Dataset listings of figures
━━━━━━━━━━
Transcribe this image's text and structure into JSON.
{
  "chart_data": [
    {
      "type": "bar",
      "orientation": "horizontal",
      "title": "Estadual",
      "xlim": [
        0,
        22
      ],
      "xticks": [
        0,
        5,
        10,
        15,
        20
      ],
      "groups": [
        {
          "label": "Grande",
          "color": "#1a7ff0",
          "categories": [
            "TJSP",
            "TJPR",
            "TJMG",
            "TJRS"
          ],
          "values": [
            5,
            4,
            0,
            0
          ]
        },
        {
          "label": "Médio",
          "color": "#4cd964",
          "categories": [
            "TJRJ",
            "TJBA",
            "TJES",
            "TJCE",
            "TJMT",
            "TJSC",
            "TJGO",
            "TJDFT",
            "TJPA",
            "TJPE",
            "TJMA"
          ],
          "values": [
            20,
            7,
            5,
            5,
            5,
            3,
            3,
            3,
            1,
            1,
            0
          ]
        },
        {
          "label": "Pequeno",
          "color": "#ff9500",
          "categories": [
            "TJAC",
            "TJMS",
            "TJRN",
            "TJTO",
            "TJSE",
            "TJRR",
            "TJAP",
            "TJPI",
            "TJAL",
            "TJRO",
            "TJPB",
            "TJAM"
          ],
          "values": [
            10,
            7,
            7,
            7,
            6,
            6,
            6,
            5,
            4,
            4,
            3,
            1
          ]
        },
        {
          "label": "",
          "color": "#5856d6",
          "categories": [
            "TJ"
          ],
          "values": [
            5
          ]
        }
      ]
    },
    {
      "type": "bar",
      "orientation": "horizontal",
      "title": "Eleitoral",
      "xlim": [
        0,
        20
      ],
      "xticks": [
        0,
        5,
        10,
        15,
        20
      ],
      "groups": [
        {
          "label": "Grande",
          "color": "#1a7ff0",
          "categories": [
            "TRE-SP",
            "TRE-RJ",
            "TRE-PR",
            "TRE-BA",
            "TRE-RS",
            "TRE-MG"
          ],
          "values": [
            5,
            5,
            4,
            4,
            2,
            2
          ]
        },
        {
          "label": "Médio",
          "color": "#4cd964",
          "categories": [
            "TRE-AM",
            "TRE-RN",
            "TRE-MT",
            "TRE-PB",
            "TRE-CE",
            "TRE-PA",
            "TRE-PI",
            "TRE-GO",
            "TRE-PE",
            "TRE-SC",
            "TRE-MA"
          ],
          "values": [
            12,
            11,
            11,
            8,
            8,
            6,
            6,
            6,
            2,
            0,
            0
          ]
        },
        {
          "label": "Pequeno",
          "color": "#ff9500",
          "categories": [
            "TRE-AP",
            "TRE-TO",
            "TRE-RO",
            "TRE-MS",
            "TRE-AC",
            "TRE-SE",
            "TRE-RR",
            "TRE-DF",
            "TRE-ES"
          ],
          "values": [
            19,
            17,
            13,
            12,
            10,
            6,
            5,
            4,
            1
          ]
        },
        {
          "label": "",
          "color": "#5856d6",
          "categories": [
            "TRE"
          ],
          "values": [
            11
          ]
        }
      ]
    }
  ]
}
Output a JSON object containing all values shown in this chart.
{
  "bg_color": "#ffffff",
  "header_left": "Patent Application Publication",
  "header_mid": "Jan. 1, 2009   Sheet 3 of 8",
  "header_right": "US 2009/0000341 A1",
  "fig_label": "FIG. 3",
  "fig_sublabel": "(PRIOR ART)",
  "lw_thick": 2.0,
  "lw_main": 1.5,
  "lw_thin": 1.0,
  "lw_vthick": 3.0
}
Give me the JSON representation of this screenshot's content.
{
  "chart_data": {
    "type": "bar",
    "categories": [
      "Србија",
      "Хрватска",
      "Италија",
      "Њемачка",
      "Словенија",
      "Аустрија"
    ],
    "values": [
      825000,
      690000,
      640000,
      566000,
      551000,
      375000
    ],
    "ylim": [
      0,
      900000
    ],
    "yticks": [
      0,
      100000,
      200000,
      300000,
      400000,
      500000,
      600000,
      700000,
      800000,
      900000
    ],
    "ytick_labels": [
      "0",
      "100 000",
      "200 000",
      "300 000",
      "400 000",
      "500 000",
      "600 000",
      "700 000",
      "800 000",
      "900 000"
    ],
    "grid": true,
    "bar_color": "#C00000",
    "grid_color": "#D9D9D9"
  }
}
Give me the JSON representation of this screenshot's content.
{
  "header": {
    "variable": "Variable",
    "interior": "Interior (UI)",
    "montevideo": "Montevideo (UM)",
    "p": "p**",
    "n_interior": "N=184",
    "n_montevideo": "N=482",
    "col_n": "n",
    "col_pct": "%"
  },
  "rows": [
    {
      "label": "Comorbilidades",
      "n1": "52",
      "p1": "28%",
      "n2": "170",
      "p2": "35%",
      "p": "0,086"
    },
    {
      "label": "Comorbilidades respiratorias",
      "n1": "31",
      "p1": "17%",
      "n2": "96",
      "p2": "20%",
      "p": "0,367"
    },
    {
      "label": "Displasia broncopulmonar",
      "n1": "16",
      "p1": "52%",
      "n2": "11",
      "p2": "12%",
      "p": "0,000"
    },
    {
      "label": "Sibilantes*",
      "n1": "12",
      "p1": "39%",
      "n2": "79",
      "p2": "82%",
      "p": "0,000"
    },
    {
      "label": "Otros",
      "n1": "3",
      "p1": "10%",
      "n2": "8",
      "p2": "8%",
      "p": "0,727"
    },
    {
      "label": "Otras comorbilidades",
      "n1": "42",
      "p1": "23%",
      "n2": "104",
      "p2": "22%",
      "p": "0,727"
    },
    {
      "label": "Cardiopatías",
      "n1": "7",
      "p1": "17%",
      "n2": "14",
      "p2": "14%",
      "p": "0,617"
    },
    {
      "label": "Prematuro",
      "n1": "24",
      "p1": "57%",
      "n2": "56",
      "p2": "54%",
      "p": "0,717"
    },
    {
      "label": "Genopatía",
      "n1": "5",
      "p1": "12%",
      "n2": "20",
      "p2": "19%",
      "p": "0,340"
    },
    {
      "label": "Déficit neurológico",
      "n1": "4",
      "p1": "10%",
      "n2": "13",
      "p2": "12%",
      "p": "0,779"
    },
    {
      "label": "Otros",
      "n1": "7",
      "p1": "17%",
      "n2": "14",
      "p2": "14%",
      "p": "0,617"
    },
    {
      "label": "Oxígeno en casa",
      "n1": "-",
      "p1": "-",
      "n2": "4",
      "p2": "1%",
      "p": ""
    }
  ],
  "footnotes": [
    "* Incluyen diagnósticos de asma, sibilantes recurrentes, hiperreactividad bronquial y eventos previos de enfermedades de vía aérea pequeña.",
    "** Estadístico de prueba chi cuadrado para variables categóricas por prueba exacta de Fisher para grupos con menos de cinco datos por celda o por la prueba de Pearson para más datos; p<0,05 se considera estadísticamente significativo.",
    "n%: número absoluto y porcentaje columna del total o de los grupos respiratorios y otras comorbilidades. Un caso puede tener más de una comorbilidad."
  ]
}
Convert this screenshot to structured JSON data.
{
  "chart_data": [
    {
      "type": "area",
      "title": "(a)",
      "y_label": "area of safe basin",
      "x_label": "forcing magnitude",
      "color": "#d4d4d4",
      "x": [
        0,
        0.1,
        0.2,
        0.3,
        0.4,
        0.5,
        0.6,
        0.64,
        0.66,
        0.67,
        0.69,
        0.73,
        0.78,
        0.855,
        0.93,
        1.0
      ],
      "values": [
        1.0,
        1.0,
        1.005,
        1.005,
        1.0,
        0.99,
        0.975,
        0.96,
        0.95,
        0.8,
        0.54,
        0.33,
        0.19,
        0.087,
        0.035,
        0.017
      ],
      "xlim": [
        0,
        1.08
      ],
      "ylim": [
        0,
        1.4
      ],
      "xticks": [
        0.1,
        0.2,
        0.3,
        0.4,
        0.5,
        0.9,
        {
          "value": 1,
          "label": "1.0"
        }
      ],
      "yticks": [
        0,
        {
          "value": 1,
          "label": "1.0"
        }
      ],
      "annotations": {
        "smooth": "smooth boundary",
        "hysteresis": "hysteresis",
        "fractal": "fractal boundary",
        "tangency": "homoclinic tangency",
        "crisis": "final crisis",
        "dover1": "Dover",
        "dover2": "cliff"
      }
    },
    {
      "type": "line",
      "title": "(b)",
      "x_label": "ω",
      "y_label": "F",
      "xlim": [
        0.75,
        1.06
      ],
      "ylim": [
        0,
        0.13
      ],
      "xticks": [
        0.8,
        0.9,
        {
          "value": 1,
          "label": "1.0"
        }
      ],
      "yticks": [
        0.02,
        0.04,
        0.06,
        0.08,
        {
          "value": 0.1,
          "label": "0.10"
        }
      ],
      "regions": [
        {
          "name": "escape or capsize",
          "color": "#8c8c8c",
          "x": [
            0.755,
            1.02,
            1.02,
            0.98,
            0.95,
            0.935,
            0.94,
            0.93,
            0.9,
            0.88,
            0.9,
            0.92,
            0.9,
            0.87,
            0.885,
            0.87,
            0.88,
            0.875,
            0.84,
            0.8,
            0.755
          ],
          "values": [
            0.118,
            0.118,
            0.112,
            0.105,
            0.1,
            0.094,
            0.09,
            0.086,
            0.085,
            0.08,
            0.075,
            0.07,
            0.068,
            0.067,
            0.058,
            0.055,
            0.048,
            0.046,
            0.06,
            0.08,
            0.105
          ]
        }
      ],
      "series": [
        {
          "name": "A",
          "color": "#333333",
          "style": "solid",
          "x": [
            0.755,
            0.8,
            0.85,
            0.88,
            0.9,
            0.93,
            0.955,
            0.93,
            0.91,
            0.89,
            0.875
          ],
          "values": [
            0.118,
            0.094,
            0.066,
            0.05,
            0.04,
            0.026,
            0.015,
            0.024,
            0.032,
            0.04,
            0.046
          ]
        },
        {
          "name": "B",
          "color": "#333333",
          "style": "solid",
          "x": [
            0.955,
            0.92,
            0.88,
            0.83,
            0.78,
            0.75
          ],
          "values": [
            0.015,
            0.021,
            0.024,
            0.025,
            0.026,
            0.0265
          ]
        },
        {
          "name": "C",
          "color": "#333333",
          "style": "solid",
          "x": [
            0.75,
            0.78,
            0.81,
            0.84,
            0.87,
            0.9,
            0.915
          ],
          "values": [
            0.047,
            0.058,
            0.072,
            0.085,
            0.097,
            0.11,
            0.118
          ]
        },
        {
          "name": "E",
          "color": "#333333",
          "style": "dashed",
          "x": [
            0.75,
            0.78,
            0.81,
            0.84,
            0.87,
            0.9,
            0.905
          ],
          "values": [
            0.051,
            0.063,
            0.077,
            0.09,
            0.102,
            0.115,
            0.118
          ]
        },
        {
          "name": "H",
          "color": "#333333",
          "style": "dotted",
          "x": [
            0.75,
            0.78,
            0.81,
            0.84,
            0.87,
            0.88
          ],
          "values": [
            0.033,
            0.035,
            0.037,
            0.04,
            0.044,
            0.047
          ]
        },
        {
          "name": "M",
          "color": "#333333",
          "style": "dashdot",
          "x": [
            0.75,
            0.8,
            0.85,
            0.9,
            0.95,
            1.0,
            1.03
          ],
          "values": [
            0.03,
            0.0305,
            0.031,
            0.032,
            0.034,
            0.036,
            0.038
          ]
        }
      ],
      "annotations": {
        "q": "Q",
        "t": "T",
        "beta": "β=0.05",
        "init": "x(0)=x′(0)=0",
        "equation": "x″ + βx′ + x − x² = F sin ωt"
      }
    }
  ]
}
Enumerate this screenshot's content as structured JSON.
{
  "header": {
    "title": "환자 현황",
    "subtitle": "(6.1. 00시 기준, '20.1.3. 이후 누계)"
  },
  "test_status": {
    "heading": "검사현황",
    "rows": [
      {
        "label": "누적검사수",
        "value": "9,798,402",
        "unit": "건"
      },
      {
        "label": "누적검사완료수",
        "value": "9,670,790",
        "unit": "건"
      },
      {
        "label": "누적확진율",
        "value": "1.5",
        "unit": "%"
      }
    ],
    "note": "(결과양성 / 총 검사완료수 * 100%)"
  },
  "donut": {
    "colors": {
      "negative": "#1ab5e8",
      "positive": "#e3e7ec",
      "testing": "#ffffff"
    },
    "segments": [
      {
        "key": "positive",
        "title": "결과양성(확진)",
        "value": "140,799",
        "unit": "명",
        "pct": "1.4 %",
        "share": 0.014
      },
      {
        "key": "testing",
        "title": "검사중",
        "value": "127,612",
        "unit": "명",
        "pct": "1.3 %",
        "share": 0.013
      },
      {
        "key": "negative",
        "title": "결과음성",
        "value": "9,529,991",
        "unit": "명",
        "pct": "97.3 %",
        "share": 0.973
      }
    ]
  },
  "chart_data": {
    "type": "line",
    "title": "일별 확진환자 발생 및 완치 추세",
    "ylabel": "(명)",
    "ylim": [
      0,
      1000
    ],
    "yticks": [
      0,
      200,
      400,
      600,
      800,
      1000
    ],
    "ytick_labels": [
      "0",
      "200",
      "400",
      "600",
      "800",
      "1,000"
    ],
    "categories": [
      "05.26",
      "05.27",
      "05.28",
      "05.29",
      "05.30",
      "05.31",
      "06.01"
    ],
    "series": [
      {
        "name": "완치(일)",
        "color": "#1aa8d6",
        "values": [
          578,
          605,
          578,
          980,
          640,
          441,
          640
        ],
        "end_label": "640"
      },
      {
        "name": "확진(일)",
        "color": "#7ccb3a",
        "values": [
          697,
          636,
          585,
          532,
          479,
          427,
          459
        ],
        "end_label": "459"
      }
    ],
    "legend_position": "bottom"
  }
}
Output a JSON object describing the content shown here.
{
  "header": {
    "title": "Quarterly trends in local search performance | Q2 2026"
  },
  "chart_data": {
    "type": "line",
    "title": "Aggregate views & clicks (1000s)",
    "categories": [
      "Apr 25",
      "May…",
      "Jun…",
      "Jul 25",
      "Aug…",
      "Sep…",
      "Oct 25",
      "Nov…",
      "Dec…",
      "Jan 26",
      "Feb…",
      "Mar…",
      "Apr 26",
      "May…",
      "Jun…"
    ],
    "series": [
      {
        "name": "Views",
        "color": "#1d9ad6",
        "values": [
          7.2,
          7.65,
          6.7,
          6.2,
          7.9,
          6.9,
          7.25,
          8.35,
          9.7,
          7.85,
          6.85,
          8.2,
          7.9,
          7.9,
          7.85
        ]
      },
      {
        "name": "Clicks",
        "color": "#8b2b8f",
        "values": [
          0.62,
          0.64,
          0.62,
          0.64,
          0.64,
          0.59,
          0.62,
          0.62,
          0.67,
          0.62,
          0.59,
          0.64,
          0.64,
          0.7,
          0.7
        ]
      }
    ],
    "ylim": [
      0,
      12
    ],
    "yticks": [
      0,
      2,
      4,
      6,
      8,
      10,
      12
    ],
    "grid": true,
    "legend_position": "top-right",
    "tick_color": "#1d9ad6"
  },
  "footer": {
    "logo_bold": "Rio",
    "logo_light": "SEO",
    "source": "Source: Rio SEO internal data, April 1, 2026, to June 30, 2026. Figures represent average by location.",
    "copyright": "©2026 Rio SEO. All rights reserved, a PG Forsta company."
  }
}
━━━━━━━━━━
REQUEST:
Tell how many lines in the material above include the word "name", giving the number only.

EXERCISE RESPONSE:
11